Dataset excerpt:

┌────────

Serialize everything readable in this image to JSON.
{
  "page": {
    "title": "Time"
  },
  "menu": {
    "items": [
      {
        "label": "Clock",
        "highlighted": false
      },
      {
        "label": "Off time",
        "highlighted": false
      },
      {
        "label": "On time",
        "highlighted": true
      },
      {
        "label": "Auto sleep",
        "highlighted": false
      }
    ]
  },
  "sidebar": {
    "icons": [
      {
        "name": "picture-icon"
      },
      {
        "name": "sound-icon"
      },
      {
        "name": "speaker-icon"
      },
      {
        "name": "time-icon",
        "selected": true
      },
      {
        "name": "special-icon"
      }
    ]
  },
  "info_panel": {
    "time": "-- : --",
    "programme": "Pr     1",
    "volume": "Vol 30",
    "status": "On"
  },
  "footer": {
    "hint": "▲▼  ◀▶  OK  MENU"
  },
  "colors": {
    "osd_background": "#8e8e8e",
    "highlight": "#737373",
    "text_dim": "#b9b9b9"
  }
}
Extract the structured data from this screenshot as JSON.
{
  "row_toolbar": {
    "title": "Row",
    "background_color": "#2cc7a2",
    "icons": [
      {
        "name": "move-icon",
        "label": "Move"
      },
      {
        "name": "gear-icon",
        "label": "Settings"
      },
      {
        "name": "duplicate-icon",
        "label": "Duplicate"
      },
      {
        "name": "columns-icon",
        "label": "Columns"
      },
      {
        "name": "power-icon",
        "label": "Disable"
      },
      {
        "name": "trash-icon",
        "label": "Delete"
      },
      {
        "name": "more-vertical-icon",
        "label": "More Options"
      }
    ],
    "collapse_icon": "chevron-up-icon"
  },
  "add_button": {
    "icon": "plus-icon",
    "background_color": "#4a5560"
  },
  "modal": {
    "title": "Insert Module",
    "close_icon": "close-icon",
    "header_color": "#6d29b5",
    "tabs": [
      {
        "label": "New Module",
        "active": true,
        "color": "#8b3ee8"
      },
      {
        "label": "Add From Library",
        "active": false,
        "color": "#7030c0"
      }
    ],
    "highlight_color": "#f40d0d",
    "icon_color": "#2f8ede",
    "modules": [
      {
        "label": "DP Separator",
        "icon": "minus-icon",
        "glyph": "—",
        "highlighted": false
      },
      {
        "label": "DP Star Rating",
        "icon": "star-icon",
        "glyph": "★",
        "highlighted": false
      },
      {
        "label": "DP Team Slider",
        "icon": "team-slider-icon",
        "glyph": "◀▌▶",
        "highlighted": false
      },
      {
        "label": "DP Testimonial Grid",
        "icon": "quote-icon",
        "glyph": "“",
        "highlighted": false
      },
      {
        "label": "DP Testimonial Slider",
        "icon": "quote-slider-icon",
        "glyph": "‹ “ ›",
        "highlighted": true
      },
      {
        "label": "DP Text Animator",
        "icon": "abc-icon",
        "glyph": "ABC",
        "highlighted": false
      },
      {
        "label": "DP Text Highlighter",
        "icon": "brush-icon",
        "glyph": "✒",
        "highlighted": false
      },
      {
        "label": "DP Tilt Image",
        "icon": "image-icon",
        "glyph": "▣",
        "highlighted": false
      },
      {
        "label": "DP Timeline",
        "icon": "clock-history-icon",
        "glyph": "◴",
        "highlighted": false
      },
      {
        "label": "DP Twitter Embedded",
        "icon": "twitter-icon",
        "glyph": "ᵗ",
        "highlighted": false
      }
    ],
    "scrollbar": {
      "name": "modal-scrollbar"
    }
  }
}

└────────

[Stated task]
Repeat every record, keeping each word and mark exactly as it is.

[Problem solution]
Serialize everything readable in this image to JSON.
{
  "page": {
    "title": "Time"
  },
  "menu": {
    "items": [
      {
        "label": "Clock",
        "highlighted": false
      },
      {
        "label": "Off time",
        "highlighted": false
      },
      {
        "label": "On time",
        "highlighted": true
      },
      {
        "label": "Auto sleep",
        "highlighted": false
      }
    ]
  },
  "sidebar": {
    "icons": [
      {
        "name": "picture-icon"
      },
      {
        "name": "sound-icon"
      },
      {
        "name": "speaker-icon"
      },
      {
        "name": "time-icon",
        "selected": true
      },
      {
        "name": "special-icon"
      }
    ]
  },
  "info_panel": {
    "time": "-- : --",
    "programme": "Pr     1",
    "volume": "Vol 30",
    "status": "On"
  },
  "footer": {
    "hint": "▲▼  ◀▶  OK  MENU"
  },
  "colors": {
    "osd_background": "#8e8e8e",
    "highlight": "#737373",
    "text_dim": "#b9b9b9"
  }
}
Extract the structured data from this screenshot as JSON.
{
  "row_toolbar": {
    "title": "Row",
    "background_color": "#2cc7a2",
    "icons": [
      {
        "name": "move-icon",
        "label": "Move"
      },
      {
        "name": "gear-icon",
        "label": "Settings"
      },
      {
        "name": "duplicate-icon",
        "label": "Duplicate"
      },
      {
        "name": "columns-icon",
        "label": "Columns"
      },
      {
        "name": "power-icon",
        "label": "Disable"
      },
      {
        "name": "trash-icon",
        "label": "Delete"
      },
      {
        "name": "more-vertical-icon",
        "label": "More Options"
      }
    ],
    "collapse_icon": "chevron-up-icon"
  },
  "add_button": {
    "icon": "plus-icon",
    "background_color": "#4a5560"
  },
  "modal": {
    "title": "Insert Module",
    "close_icon": "close-icon",
    "header_color": "#6d29b5",
    "tabs": [
      {
        "label": "New Module",
        "active": true,
        "color": "#8b3ee8"
      },
      {
        "label": "Add From Library",
        "active": false,
        "color": "#7030c0"
      }
    ],
    "highlight_color": "#f40d0d",
    "icon_color": "#2f8ede",
    "modules": [
      {
        "label": "DP Separator",
        "icon": "minus-icon",
        "glyph": "—",
        "highlighted": false
      },
      {
        "label": "DP Star Rating",
        "icon": "star-icon",
        "glyph": "★",
        "highlighted": false
      },
      {
        "label": "DP Team Slider",
        "icon": "team-slider-icon",
        "glyph": "◀▌▶",
        "highlighted": false
      },
      {
        "label": "DP Testimonial Grid",
        "icon": "quote-icon",
        "glyph": "“",
        "highlighted": false
      },
      {
        "label": "DP Testimonial Slider",
        "icon": "quote-slider-icon",
        "glyph": "‹ “ ›",
        "highlighted": true
      },
      {
        "label": "DP Text Animator",
        "icon": "abc-icon",
        "glyph": "ABC",
        "highlighted": false
      },
      {
        "label": "DP Text Highlighter",
        "icon": "brush-icon",
        "glyph": "✒",
        "highlighted": false
      },
      {
        "label": "DP Tilt Image",
        "icon": "image-icon",
        "glyph": "▣",
        "highlighted": false
      },
      {
        "label": "DP Timeline",
        "icon": "clock-history-icon",
        "glyph": "◴",
        "highlighted": false
      },
      {
        "label": "DP Twitter Embedded",
        "icon": "twitter-icon",
        "glyph": "ᵗ",
        "highlighted": false
      }
    ],
    "scrollbar": {
      "name": "modal-scrollbar"
    }
  }
}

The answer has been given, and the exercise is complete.